• **What you need to do**
Look below. Copy each line that has "Exprimer" in it.

• **Entries shown**
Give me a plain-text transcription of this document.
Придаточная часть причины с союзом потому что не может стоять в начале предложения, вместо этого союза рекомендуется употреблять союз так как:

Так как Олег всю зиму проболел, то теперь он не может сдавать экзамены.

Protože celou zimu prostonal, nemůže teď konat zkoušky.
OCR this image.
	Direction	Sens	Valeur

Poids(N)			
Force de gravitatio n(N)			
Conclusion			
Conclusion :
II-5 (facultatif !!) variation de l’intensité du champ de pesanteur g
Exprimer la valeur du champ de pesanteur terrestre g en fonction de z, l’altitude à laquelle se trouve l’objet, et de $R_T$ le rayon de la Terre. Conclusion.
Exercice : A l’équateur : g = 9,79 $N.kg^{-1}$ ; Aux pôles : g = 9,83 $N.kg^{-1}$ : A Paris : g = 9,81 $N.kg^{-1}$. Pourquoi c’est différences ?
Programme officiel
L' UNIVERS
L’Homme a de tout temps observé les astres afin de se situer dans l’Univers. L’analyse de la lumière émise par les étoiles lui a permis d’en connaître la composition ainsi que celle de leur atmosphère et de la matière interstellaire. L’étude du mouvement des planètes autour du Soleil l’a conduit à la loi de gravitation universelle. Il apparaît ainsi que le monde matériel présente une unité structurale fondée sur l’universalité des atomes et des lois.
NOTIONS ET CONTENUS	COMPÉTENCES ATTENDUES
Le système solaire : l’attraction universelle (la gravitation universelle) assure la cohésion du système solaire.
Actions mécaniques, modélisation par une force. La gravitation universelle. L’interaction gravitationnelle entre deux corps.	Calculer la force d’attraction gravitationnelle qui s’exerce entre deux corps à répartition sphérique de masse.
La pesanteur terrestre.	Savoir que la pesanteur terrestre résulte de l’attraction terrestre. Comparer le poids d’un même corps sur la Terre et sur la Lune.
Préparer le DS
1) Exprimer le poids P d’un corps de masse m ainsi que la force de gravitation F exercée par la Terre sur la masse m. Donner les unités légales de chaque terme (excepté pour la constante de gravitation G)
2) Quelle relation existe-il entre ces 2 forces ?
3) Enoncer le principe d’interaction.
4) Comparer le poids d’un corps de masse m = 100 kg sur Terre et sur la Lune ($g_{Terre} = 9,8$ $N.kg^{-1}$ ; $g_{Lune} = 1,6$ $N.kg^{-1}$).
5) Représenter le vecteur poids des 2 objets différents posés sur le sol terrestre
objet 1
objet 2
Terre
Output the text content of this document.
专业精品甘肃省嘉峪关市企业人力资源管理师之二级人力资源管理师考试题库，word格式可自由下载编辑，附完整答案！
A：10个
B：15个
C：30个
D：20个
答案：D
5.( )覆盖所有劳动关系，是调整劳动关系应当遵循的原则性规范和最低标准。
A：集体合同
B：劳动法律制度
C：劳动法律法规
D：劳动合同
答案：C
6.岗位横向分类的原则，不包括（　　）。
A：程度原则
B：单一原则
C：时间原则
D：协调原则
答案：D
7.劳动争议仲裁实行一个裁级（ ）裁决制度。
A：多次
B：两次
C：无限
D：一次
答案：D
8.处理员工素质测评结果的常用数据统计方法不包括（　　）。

• **Solution**
Exprimer la valeur du champ de pesanteur terrestre g en fonction de z, l’altitude à laquelle se trouve l’objet, et de $R_T$ le rayon de la Terre. Conclusion.
1) Exprimer le poids P d’un corps de masse m ainsi que la force de gravitation F exercée par la Terre sur la masse m. Donner les unités légales de chaque terme (excepté pour la constante de gravitation G)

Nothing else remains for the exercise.